§ **The request**
Search the data for the word "Inställningar". Reproduce every line where it is found.

§ **Data provided**

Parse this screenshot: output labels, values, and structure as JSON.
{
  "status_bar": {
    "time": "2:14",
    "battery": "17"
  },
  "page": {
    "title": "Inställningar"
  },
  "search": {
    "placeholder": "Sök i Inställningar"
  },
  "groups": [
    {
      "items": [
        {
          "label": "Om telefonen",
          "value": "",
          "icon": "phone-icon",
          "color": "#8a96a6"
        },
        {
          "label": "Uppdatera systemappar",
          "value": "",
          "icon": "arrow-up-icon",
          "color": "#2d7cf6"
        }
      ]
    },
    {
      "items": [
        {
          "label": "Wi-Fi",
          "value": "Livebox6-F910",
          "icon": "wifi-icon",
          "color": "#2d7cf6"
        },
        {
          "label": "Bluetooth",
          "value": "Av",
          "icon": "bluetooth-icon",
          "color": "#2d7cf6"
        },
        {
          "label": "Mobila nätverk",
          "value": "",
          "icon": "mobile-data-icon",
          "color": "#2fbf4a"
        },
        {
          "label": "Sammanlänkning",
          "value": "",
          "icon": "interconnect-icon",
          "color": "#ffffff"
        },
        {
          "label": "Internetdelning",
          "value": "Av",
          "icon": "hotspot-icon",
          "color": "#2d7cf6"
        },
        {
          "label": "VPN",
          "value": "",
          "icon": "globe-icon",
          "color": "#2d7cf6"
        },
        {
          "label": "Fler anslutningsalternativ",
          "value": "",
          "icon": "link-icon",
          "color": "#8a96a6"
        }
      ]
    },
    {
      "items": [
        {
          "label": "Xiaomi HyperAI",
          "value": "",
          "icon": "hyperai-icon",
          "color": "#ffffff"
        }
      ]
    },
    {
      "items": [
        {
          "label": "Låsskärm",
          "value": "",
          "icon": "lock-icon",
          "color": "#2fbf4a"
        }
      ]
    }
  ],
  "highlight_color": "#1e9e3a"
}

§ **Full solution**
    "title": "Inställningar"
    "placeholder": "Sök i Inställningar"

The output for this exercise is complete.